- Directive:
Find each line with the string "bottom" and copy it.

Records from a collection of figures
• • • • •
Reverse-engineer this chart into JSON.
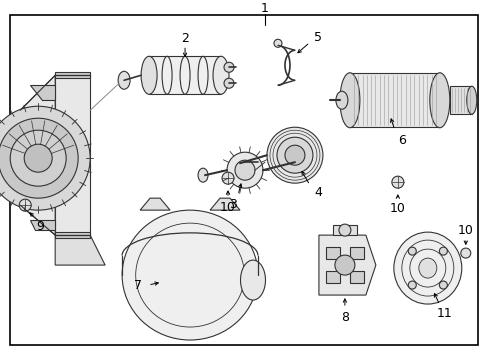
{
  "bg_color": "#ffffff",
  "border_color": "#000000",
  "line_color": "#333333",
  "text_color": "#000000",
  "label_fontsize": 8,
  "fig_width": 4.9,
  "fig_height": 3.6,
  "dpi": 100
}
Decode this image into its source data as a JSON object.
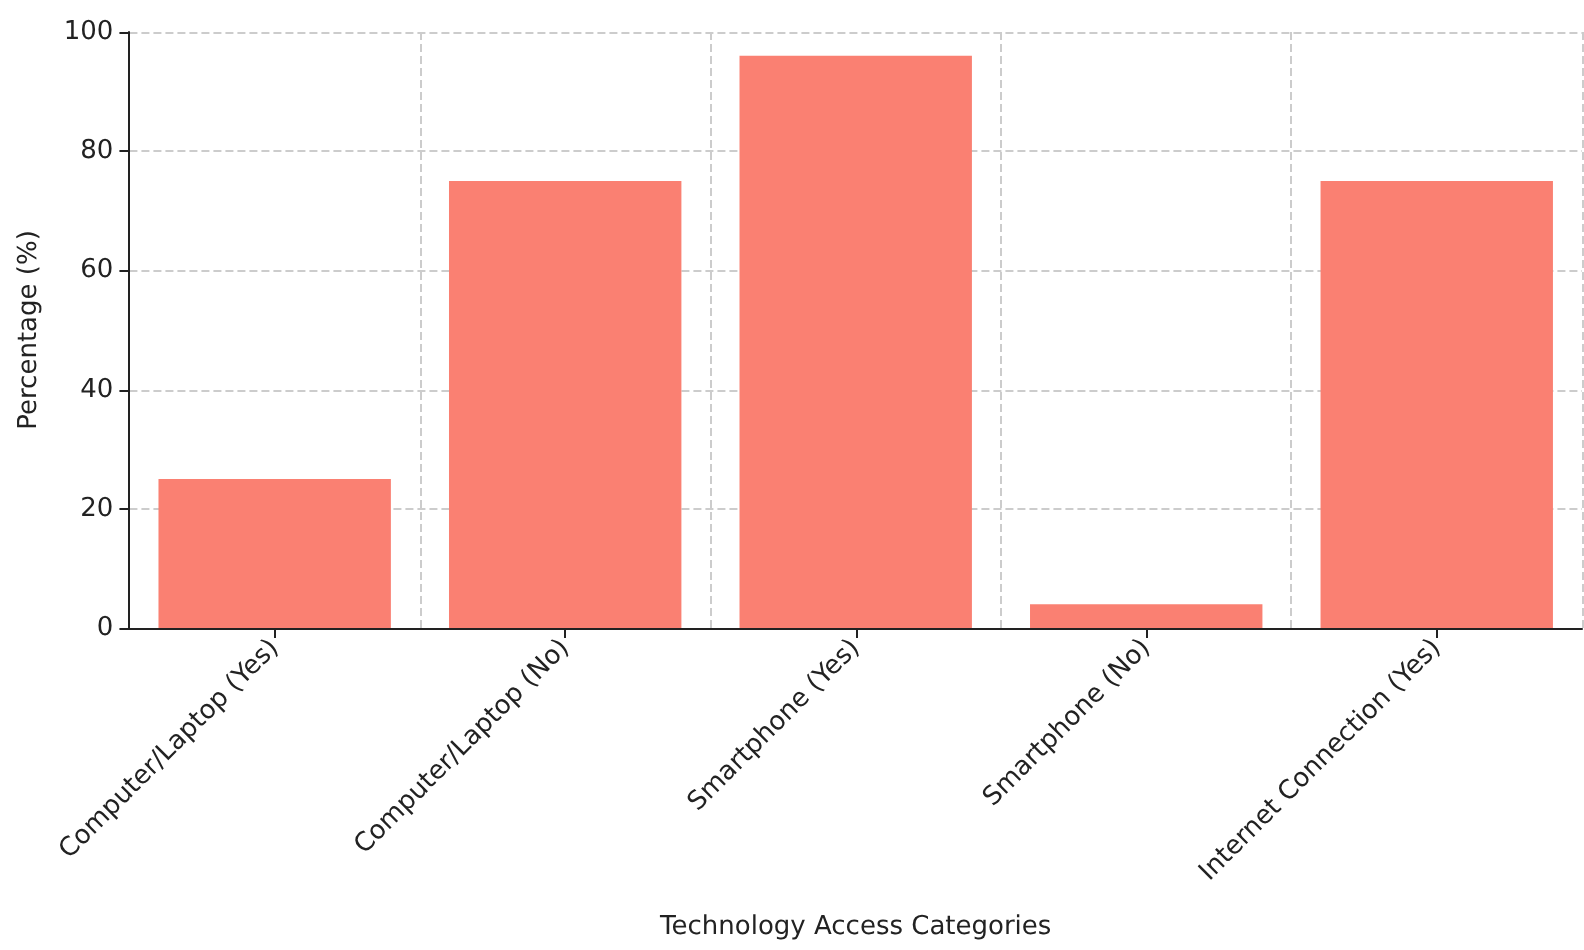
{
  "chart_data": {
    "type": "bar",
    "xlabel": "Technology Access Categories",
    "ylabel": "Percentage (%)",
    "categories": [
      "Computer/Laptop (Yes)",
      "Computer/Laptop (No)",
      "Smartphone (Yes)",
      "Smartphone (No)",
      "Internet Connection (Yes)"
    ],
    "values": [
      25,
      75,
      96,
      4,
      75
    ],
    "color": "#fa8072",
    "ylim": [
      0,
      100
    ],
    "yticks": [
      0,
      20,
      40,
      60,
      80,
      100
    ],
    "grid": true
  }
}
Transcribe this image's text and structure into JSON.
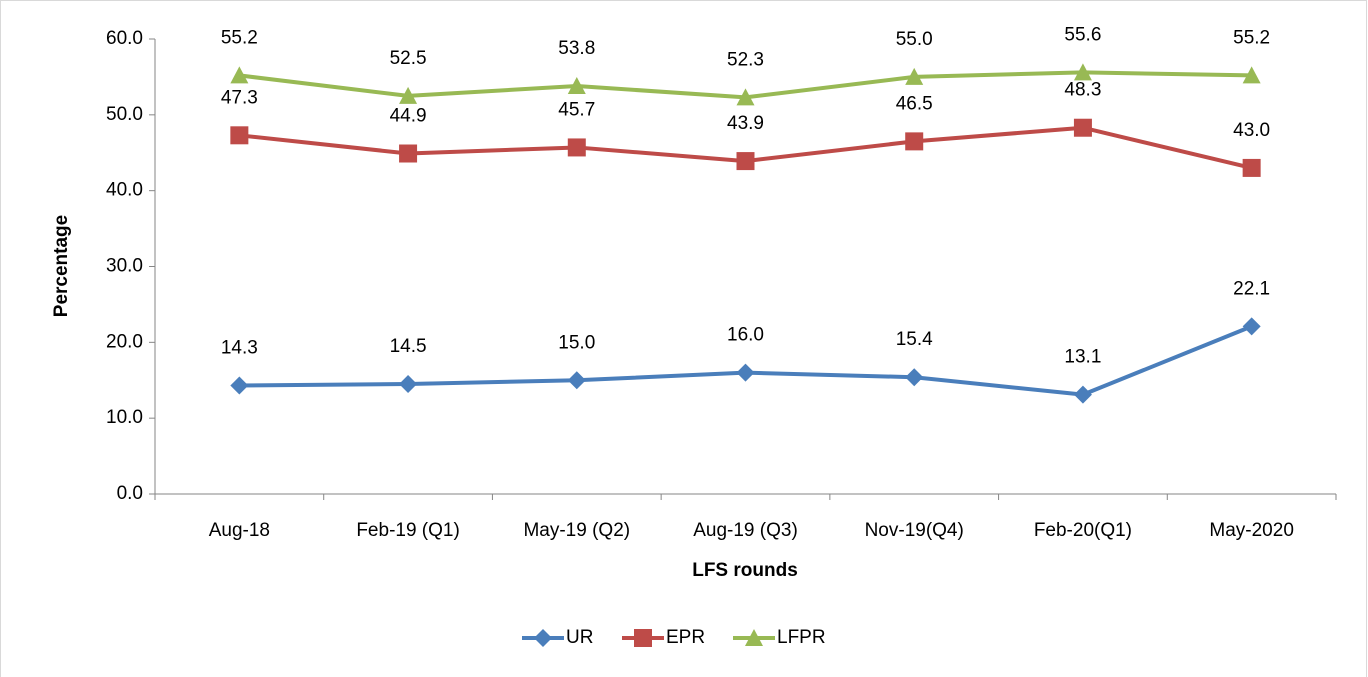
{
  "chart_data": {
    "type": "line",
    "x_label": "LFS rounds",
    "y_label": "Percentage",
    "categories": [
      "Aug-18",
      "Feb-19 (Q1)",
      "May-19 (Q2)",
      "Aug-19 (Q3)",
      "Nov-19(Q4)",
      "Feb-20(Q1)",
      "May-2020"
    ],
    "series": [
      {
        "name": "UR",
        "color": "#4a7ebb",
        "marker": "diamond",
        "values": [
          14.3,
          14.5,
          15.0,
          16.0,
          15.4,
          13.1,
          22.1
        ],
        "value_labels": [
          "14.3",
          "14.5",
          "15.0",
          "16.0",
          "15.4",
          "13.1",
          "22.1"
        ]
      },
      {
        "name": "EPR",
        "color": "#be4b48",
        "marker": "square",
        "values": [
          47.3,
          44.9,
          45.7,
          43.9,
          46.5,
          48.3,
          43.0
        ],
        "value_labels": [
          "47.3",
          "44.9",
          "45.7",
          "43.9",
          "46.5",
          "48.3",
          "43.0"
        ]
      },
      {
        "name": "LFPR",
        "color": "#98b954",
        "marker": "triangle",
        "values": [
          55.2,
          52.5,
          53.8,
          52.3,
          55.0,
          55.6,
          55.2
        ],
        "value_labels": [
          "55.2",
          "52.5",
          "53.8",
          "52.3",
          "55.0",
          "55.6",
          "55.2"
        ]
      }
    ],
    "ylim": [
      0,
      60
    ],
    "yticks": [
      {
        "value": 0,
        "label": "0.0"
      },
      {
        "value": 10,
        "label": "10.0"
      },
      {
        "value": 20,
        "label": "20.0"
      },
      {
        "value": 30,
        "label": "30.0"
      },
      {
        "value": 40,
        "label": "40.0"
      },
      {
        "value": 50,
        "label": "50.0"
      },
      {
        "value": 60,
        "label": "60.0"
      }
    ],
    "legend": "bottom"
  }
}
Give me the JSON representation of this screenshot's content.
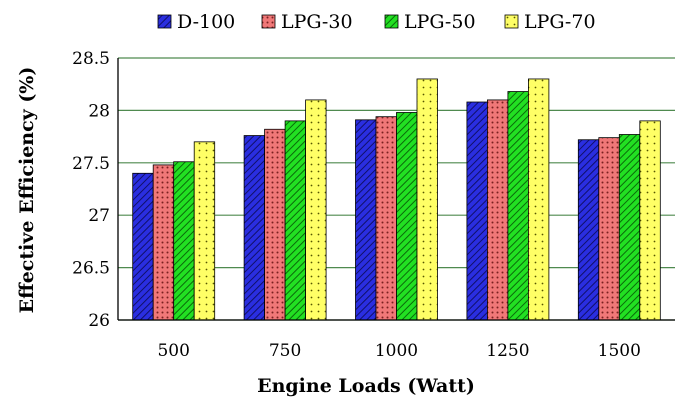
{
  "chart_data": {
    "type": "bar",
    "title": "",
    "xlabel": "Engine Loads (Watt)",
    "ylabel": "Effective Efficiency (%)",
    "categories": [
      "500",
      "750",
      "1000",
      "1250",
      "1500"
    ],
    "ylim": [
      26,
      28.5
    ],
    "yticks": [
      "26",
      "26.5",
      "27",
      "27.5",
      "28",
      "28.5"
    ],
    "grid": true,
    "legend_position": "top",
    "series": [
      {
        "name": "D-100",
        "values": [
          27.4,
          27.76,
          27.91,
          28.08,
          27.72
        ],
        "color": "#2a2ee0",
        "pattern": "diagonal-stripes"
      },
      {
        "name": "LPG-30",
        "values": [
          27.48,
          27.82,
          27.94,
          28.1,
          27.74
        ],
        "color": "#f07878",
        "pattern": "dots"
      },
      {
        "name": "LPG-50",
        "values": [
          27.51,
          27.9,
          27.98,
          28.18,
          27.77
        ],
        "color": "#22e022",
        "pattern": "diagonal-stripes"
      },
      {
        "name": "LPG-70",
        "values": [
          27.7,
          28.1,
          28.3,
          28.3,
          27.9
        ],
        "color": "#ffff66",
        "pattern": "dots"
      }
    ]
  }
}
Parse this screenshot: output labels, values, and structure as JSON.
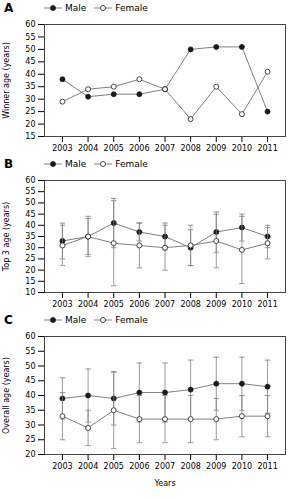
{
  "chart_data": [
    {
      "type": "line",
      "title": "A",
      "x": [
        2003,
        2004,
        2005,
        2006,
        2007,
        2008,
        2009,
        2010,
        2011
      ],
      "xlim": [
        2002.3,
        2011.7
      ],
      "xticks": [
        2003,
        2004,
        2005,
        2006,
        2007,
        2008,
        2009,
        2010,
        2011
      ],
      "ylabel": "Winner age (years)",
      "ylim": [
        15,
        60
      ],
      "yticks": [
        15,
        20,
        25,
        30,
        35,
        40,
        45,
        50,
        55,
        60
      ],
      "color": "#808080",
      "legend": "upper left",
      "series": [
        {
          "name": "Male",
          "color": "#1a1a1a",
          "marker": "filled",
          "values": [
            38,
            31,
            32,
            32,
            34,
            50,
            51,
            51,
            25
          ]
        },
        {
          "name": "Female",
          "color": "#1a1a1a",
          "marker": "open",
          "values": [
            29,
            34,
            35,
            38,
            34,
            22,
            35,
            24,
            41
          ]
        }
      ]
    },
    {
      "type": "line",
      "title": "B",
      "x": [
        2003,
        2004,
        2005,
        2006,
        2007,
        2008,
        2009,
        2010,
        2011
      ],
      "xlim": [
        2002.3,
        2011.7
      ],
      "xticks": [
        2003,
        2004,
        2005,
        2006,
        2007,
        2008,
        2009,
        2010,
        2011
      ],
      "ylabel": "Top 3 age (years)",
      "ylim": [
        10,
        60
      ],
      "yticks": [
        10,
        15,
        20,
        25,
        30,
        35,
        40,
        45,
        50,
        55,
        60
      ],
      "color": "#808080",
      "legend": "upper left",
      "series": [
        {
          "name": "Male",
          "color": "#1a1a1a",
          "marker": "filled",
          "values": [
            33,
            35,
            41,
            37,
            35,
            30,
            37,
            39,
            35
          ],
          "errors": [
            8,
            9,
            11,
            4,
            6,
            8,
            9,
            6,
            5
          ]
        },
        {
          "name": "Female",
          "color": "#1a1a1a",
          "marker": "open",
          "values": [
            31,
            35,
            32,
            31,
            30,
            31,
            33,
            29,
            32
          ],
          "errors": [
            9,
            8,
            19,
            10,
            10,
            9,
            12,
            15,
            7
          ]
        }
      ]
    },
    {
      "type": "line",
      "title": "C",
      "x": [
        2003,
        2004,
        2005,
        2006,
        2007,
        2008,
        2009,
        2010,
        2011
      ],
      "xlim": [
        2002.3,
        2011.7
      ],
      "xticks": [
        2003,
        2004,
        2005,
        2006,
        2007,
        2008,
        2009,
        2010,
        2011
      ],
      "xlabel": "Years",
      "ylabel": "Overall age (years)",
      "ylim": [
        20,
        60
      ],
      "yticks": [
        20,
        25,
        30,
        35,
        40,
        45,
        50,
        55,
        60
      ],
      "color": "#808080",
      "legend": "upper left",
      "series": [
        {
          "name": "Male",
          "color": "#1a1a1a",
          "marker": "filled",
          "values": [
            39,
            40,
            39,
            41,
            41,
            42,
            44,
            44,
            43
          ],
          "errors": [
            7,
            9,
            9,
            10,
            10,
            10,
            9,
            9,
            9
          ]
        },
        {
          "name": "Female",
          "color": "#1a1a1a",
          "marker": "open",
          "values": [
            33,
            29,
            35,
            32,
            32,
            32,
            32,
            33,
            33
          ],
          "errors": [
            8,
            6,
            13,
            8,
            8,
            8,
            7,
            7,
            7
          ]
        }
      ]
    }
  ]
}
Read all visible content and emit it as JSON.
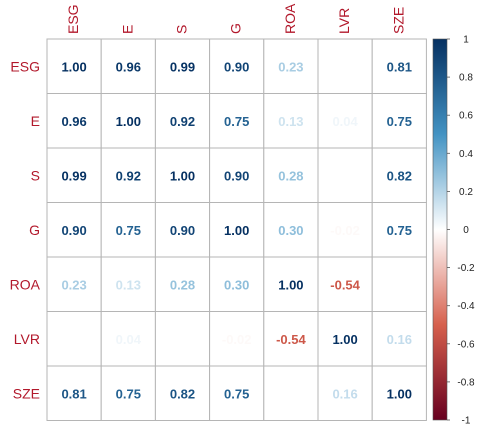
{
  "chart_data": {
    "type": "heatmap",
    "title": "",
    "variables": [
      "ESG",
      "E",
      "S",
      "G",
      "ROA",
      "LVR",
      "SZE"
    ],
    "matrix": [
      [
        1.0,
        0.96,
        0.99,
        0.9,
        0.23,
        0.01,
        0.81
      ],
      [
        0.96,
        1.0,
        0.92,
        0.75,
        0.13,
        0.04,
        0.75
      ],
      [
        0.99,
        0.92,
        1.0,
        0.9,
        0.28,
        0.03,
        0.82
      ],
      [
        0.9,
        0.75,
        0.9,
        1.0,
        0.3,
        -0.02,
        0.75
      ],
      [
        0.23,
        0.13,
        0.28,
        0.3,
        1.0,
        -0.54,
        0.02
      ],
      [
        0.01,
        0.04,
        0.03,
        -0.02,
        -0.54,
        1.0,
        0.16
      ],
      [
        0.81,
        0.75,
        0.82,
        0.75,
        0.02,
        0.16,
        1.0
      ]
    ],
    "cell_labels": [
      [
        "1.00",
        "0.96",
        "0.99",
        "0.90",
        "0.23",
        "",
        "0.81"
      ],
      [
        "0.96",
        "1.00",
        "0.92",
        "0.75",
        "0.13",
        "0.04",
        "0.75"
      ],
      [
        "0.99",
        "0.92",
        "1.00",
        "0.90",
        "0.28",
        "",
        "0.82"
      ],
      [
        "0.90",
        "0.75",
        "0.90",
        "1.00",
        "0.30",
        "-0.02",
        "0.75"
      ],
      [
        "0.23",
        "0.13",
        "0.28",
        "0.30",
        "1.00",
        "-0.54",
        ""
      ],
      [
        "",
        "0.04",
        "",
        "-0.02",
        "-0.54",
        "1.00",
        "0.16"
      ],
      [
        "0.81",
        "0.75",
        "0.82",
        "0.75",
        "",
        "0.16",
        "1.00"
      ]
    ],
    "colorbar": {
      "range": [
        -1,
        1
      ],
      "ticks": [
        1,
        0.8,
        0.6,
        0.4,
        0.2,
        0,
        -0.2,
        -0.4,
        -0.6,
        -0.8,
        -1
      ],
      "tick_labels": [
        "1",
        "0.8",
        "0.6",
        "0.4",
        "0.2",
        "0",
        "-0.2",
        "-0.4",
        "-0.6",
        "-0.8",
        "-1"
      ]
    },
    "colors": {
      "negative": "#67001F",
      "neg_mid": "#D6604D",
      "neutral": "#FFFFFF",
      "pos_mid": "#4393C3",
      "positive": "#053061",
      "label_text": "#B2182B",
      "grid": "#B5B5B5"
    },
    "grid": true,
    "legend": "right"
  }
}
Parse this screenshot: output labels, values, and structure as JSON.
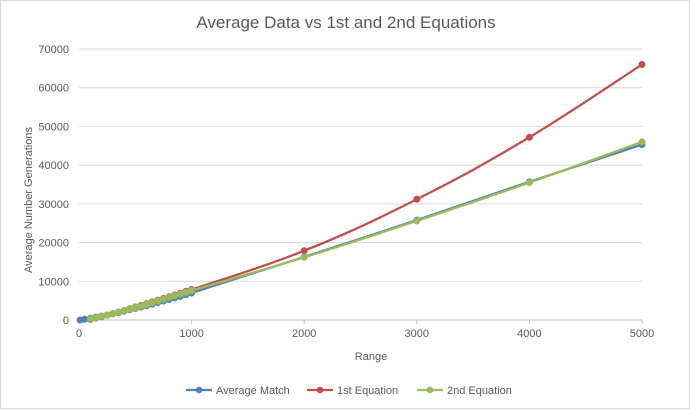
{
  "chart_data": {
    "type": "line",
    "title": "Average Data vs 1st and 2nd Equations",
    "xlabel": "Range",
    "ylabel": "Average Number Generations",
    "xlim": [
      0,
      5000
    ],
    "ylim": [
      0,
      70000
    ],
    "x_ticks": [
      "0",
      "1000",
      "2000",
      "3000",
      "4000",
      "5000"
    ],
    "y_ticks": [
      "0",
      "10000",
      "20000",
      "30000",
      "40000",
      "50000",
      "60000",
      "70000"
    ],
    "grid": "horizontal",
    "legend_position": "bottom",
    "series": [
      {
        "name": "Average Match",
        "color": "#4f81bd",
        "x": [
          10,
          50,
          100,
          150,
          200,
          250,
          300,
          350,
          400,
          450,
          500,
          550,
          600,
          650,
          700,
          750,
          800,
          850,
          900,
          950,
          1000,
          2000,
          3000,
          4000,
          5000
        ],
        "y": [
          0,
          200,
          450,
          750,
          1000,
          1300,
          1600,
          1900,
          2300,
          2650,
          3000,
          3350,
          3700,
          4100,
          4500,
          4900,
          5300,
          5700,
          6100,
          6550,
          7000,
          16300,
          25800,
          35700,
          45300
        ]
      },
      {
        "name": "1st Equation",
        "color": "#c0504d",
        "x": [
          100,
          150,
          200,
          250,
          300,
          350,
          400,
          450,
          500,
          550,
          600,
          650,
          700,
          750,
          800,
          850,
          900,
          950,
          1000,
          2000,
          3000,
          4000,
          5000
        ],
        "y": [
          150,
          500,
          850,
          1250,
          1650,
          2050,
          2450,
          2900,
          3350,
          3750,
          4200,
          4650,
          5100,
          5550,
          6000,
          6450,
          6900,
          7400,
          7850,
          17900,
          31200,
          47200,
          66000
        ]
      },
      {
        "name": "2nd Equation",
        "color": "#9bbb59",
        "x": [
          100,
          150,
          200,
          250,
          300,
          350,
          400,
          450,
          500,
          550,
          600,
          650,
          700,
          750,
          800,
          850,
          900,
          950,
          1000,
          2000,
          3000,
          4000,
          5000
        ],
        "y": [
          300,
          600,
          950,
          1300,
          1650,
          2050,
          2450,
          2800,
          3200,
          3600,
          4000,
          4450,
          4900,
          5350,
          5800,
          6250,
          6700,
          7150,
          7600,
          16200,
          25600,
          35500,
          46000
        ]
      }
    ]
  }
}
• • • • •
- Result:
    "legend": "bottom"
    "legend_position": "bottom",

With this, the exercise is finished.